Turn every line of the items below into a numbered list, skipping blank lines and leaving out the pictures.

### DATA FOR THE TASK
==*==

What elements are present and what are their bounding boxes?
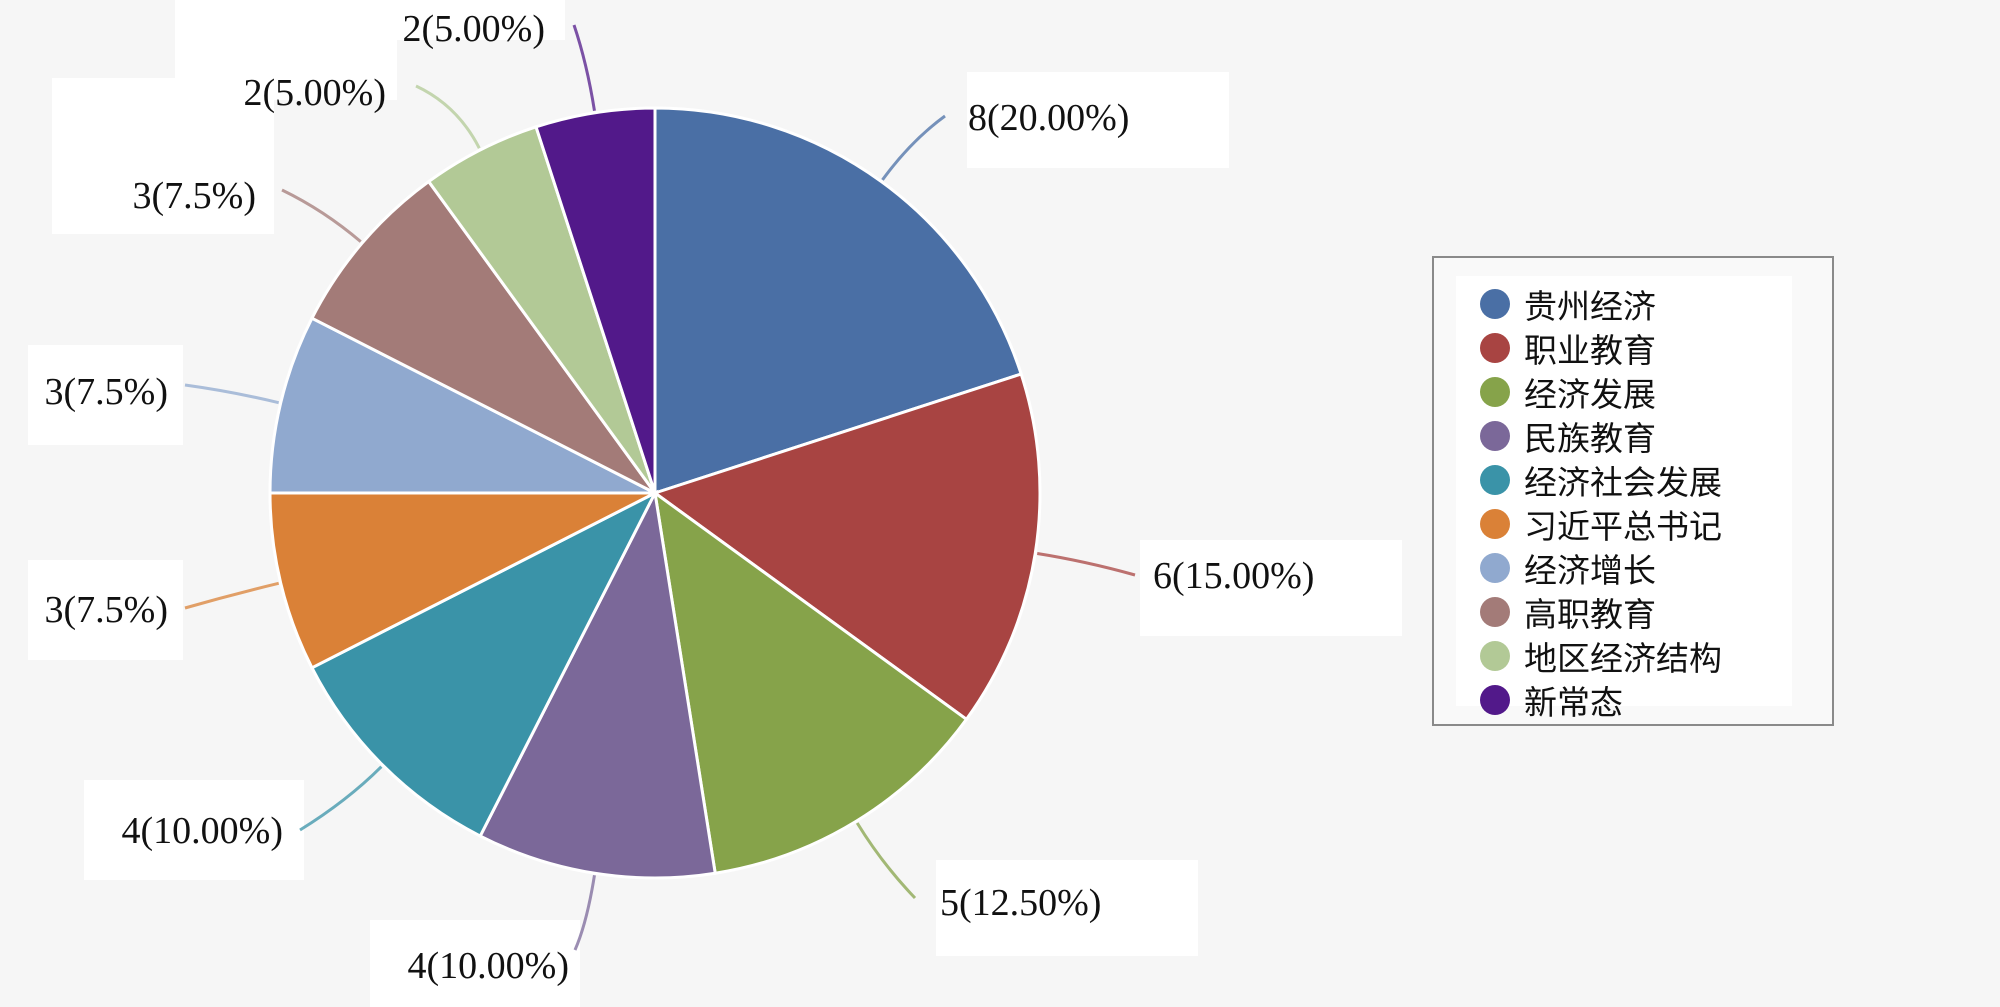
leader-line: [415, 84, 481, 149]
leader-line: [572, 24, 596, 111]
legend-swatch: [1480, 685, 1510, 715]
data-label: 8(20.00%): [968, 97, 1129, 139]
label-background: [28, 560, 183, 660]
data-label: 4(10.00%): [122, 810, 283, 852]
legend-item: 经济增长: [1480, 546, 1656, 590]
legend-item: 经济发展: [1480, 370, 1656, 414]
leader-line: [184, 581, 280, 610]
data-label: 3(7.5%): [45, 371, 168, 413]
data-label: 6(15.00%): [1153, 555, 1314, 597]
data-label: 4(10.00%): [408, 945, 569, 987]
pie-slice: [651, 372, 1042, 722]
pie-slices: [268, 106, 1042, 880]
legend-swatch: [1480, 597, 1510, 627]
pie-slice: [653, 106, 1024, 496]
legend-swatch: [1480, 333, 1510, 363]
data-label: 3(7.5%): [133, 175, 256, 217]
legend-label: 高职教育: [1524, 595, 1656, 634]
pie-slice: [652, 489, 969, 875]
legend-label: 经济增长: [1524, 551, 1656, 590]
label-background: [84, 780, 304, 880]
data-label: 5(12.50%): [940, 882, 1101, 924]
label-background: [936, 860, 1198, 956]
pie-slice: [534, 106, 657, 494]
label-background: [1140, 540, 1402, 636]
legend-item: 新常态: [1480, 678, 1623, 722]
leader-lines: [184, 24, 1136, 951]
label-boxes: [28, 0, 1402, 1007]
legend-item: 贵州经济: [1480, 282, 1656, 326]
legend-swatch: [1480, 289, 1510, 319]
legend-label: 职业教育: [1524, 331, 1656, 370]
data-label: 2(5.00%): [244, 72, 386, 114]
legend-label: 地区经济结构: [1524, 639, 1722, 678]
legend-swatch: [1480, 377, 1510, 407]
pie-slice: [309, 179, 657, 495]
label-background: [967, 72, 1229, 168]
pie-slice: [309, 489, 659, 839]
label-background: [175, 0, 565, 40]
legend-label: 经济社会发展: [1524, 463, 1722, 502]
legend-item: 民族教育: [1480, 414, 1656, 458]
legend-label: 经济发展: [1524, 375, 1656, 414]
legend-swatch: [1480, 421, 1510, 451]
leader-line: [573, 875, 596, 951]
label-background: [52, 78, 274, 234]
legend-item: 地区经济结构: [1480, 634, 1722, 678]
leader-line: [184, 383, 280, 405]
legend-item: 高职教育: [1480, 590, 1656, 634]
leader-line: [855, 822, 917, 900]
data-label: 2(5.00%): [403, 8, 545, 50]
legend: 贵州经济职业教育经济发展民族教育经济社会发展 习近平总书记 经济增长高职教育地区经济…: [1432, 256, 1834, 726]
pie-slice: [268, 491, 656, 670]
leader-line: [299, 765, 383, 832]
leader-line: [1037, 552, 1136, 577]
legend-swatch: [1480, 553, 1510, 583]
pie-slice: [478, 488, 717, 880]
legend-label: 新常态: [1524, 683, 1623, 722]
pie-slice: [268, 316, 656, 495]
legend-item: 经济社会发展: [1480, 458, 1722, 502]
legend-item: 习近平总书记: [1480, 502, 1722, 546]
legend-label: 贵州经济: [1524, 287, 1656, 326]
data-label: 3(7.5%): [45, 589, 168, 631]
legend-item: 职业教育: [1480, 326, 1656, 370]
legend-swatch: [1480, 641, 1510, 671]
leader-line: [281, 188, 362, 243]
label-background: [370, 920, 580, 1007]
legend-list: 贵州经济职业教育经济发展民族教育经济社会发展 习近平总书记 经济增长高职教育地区经济…: [1456, 276, 1792, 722]
legend-label: 习近平总书记: [1524, 507, 1722, 546]
leader-line: [881, 114, 946, 181]
label-background: [28, 345, 183, 445]
legend-label: 民族教育: [1524, 419, 1656, 458]
slice-labels: 8(20.00%) 6(15.00%) 5(12.50%) 4(10.00%) 4(10…: [45, 8, 1315, 987]
legend-swatch: [1480, 465, 1510, 495]
legend-swatch: [1480, 509, 1510, 539]
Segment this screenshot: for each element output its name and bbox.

==*==

### EXERCISE ANSWER
1. What elements are present and what are their bounding boxes?
2. leader-line: [415, 84, 481, 149]
3. leader-line: [572, 24, 596, 111]
4. legend-swatch: [1480, 685, 1510, 715]
5. data-label: 8(20.00%): [968, 97, 1129, 139]
6. label-background: [28, 560, 183, 660]
7. data-label: 4(10.00%): [122, 810, 283, 852]
8. legend-item: 经济增长: [1480, 546, 1656, 590]
9. legend-item: 经济发展: [1480, 370, 1656, 414]
10. leader-line: [184, 581, 280, 610]
11. data-label: 3(7.5%): [45, 371, 168, 413]
12. data-label: 6(15.00%): [1153, 555, 1314, 597]
13. data-label: 4(10.00%): [408, 945, 569, 987]
14. pie-slice: [651, 372, 1042, 722]
15. pie-slices: [268, 106, 1042, 880]
16. legend-swatch: [1480, 597, 1510, 627]
17. pie-slice: [653, 106, 1024, 496]
18. legend-swatch: [1480, 333, 1510, 363]
19. data-label: 3(7.5%): [133, 175, 256, 217]
20. legend-label: 高职教育: [1524, 595, 1656, 634]
21. pie-slice: [652, 489, 969, 875]
22. legend-label: 经济增长: [1524, 551, 1656, 590]
23. label-background: [84, 780, 304, 880]
24. data-label: 5(12.50%): [940, 882, 1101, 924]
25. label-background: [936, 860, 1198, 956]
26. pie-slice: [534, 106, 657, 494]
27. label-background: [1140, 540, 1402, 636]
28. legend-item: 新常态: [1480, 678, 1623, 722]
29. leader-lines: [184, 24, 1136, 951]
30. label-boxes: [28, 0, 1402, 1007]
31. legend-item: 贵州经济: [1480, 282, 1656, 326]
32. legend-swatch: [1480, 289, 1510, 319]
33. legend-label: 职业教育: [1524, 331, 1656, 370]
34. data-label: 2(5.00%): [244, 72, 386, 114]
35. legend-label: 地区经济结构: [1524, 639, 1722, 678]
36. legend-swatch: [1480, 377, 1510, 407]
37. pie-slice: [309, 179, 657, 495]
38. label-background: [967, 72, 1229, 168]
39. pie-slice: [309, 489, 659, 839]
40. label-background: [175, 0, 565, 40]
41. legend-label: 经济社会发展: [1524, 463, 1722, 502]
42. legend-item: 民族教育: [1480, 414, 1656, 458]
43. legend-label: 经济发展: [1524, 375, 1656, 414]
44. legend-swatch: [1480, 421, 1510, 451]
45. leader-line: [573, 875, 596, 951]
46. label-background: [52, 78, 274, 234]
47. legend-item: 地区经济结构: [1480, 634, 1722, 678]
48. leader-line: [184, 383, 280, 405]
49. legend-item: 高职教育: [1480, 590, 1656, 634]
50. leader-line: [855, 822, 917, 900]
51. data-label: 2(5.00%): [403, 8, 545, 50]
52. legend: 贵州经济职业教育经济发展民族教育经济社会发展 习近平总书记 经济增长高职教育地区经济…: [1432, 256, 1834, 726]
53. pie-slice: [268, 491, 656, 670]
54. leader-line: [299, 765, 383, 832]
55. leader-line: [1037, 552, 1136, 577]
56. legend-swatch: [1480, 553, 1510, 583]
57. pie-slice: [478, 488, 717, 880]
58. legend-label: 新常态: [1524, 683, 1623, 722]
59. pie-slice: [268, 316, 656, 495]
60. legend-item: 经济社会发展: [1480, 458, 1722, 502]
61. legend-item: 习近平总书记: [1480, 502, 1722, 546]
62. legend-label: 贵州经济: [1524, 287, 1656, 326]
63. data-label: 3(7.5%): [45, 589, 168, 631]
64. legend-item: 职业教育: [1480, 326, 1656, 370]
65. legend-swatch: [1480, 641, 1510, 671]
66. leader-line: [281, 188, 362, 243]
67. label-background: [370, 920, 580, 1007]
68. legend-list: 贵州经济职业教育经济发展民族教育经济社会发展 习近平总书记 经济增长高职教育地区经济…: [1456, 276, 1792, 722]
69. legend-label: 习近平总书记: [1524, 507, 1722, 546]
70. leader-line: [881, 114, 946, 181]
71. label-background: [28, 345, 183, 445]
72. legend-label: 民族教育: [1524, 419, 1656, 458]
73. slice-labels: 8(20.00%) 6(15.00%) 5(12.50%) 4(10.00%) 4(10…: [45, 8, 1315, 987]
74. legend-swatch: [1480, 465, 1510, 495]
75. legend-swatch: [1480, 509, 1510, 539]
76. Segment this screenshot: for each element output its name and bbox.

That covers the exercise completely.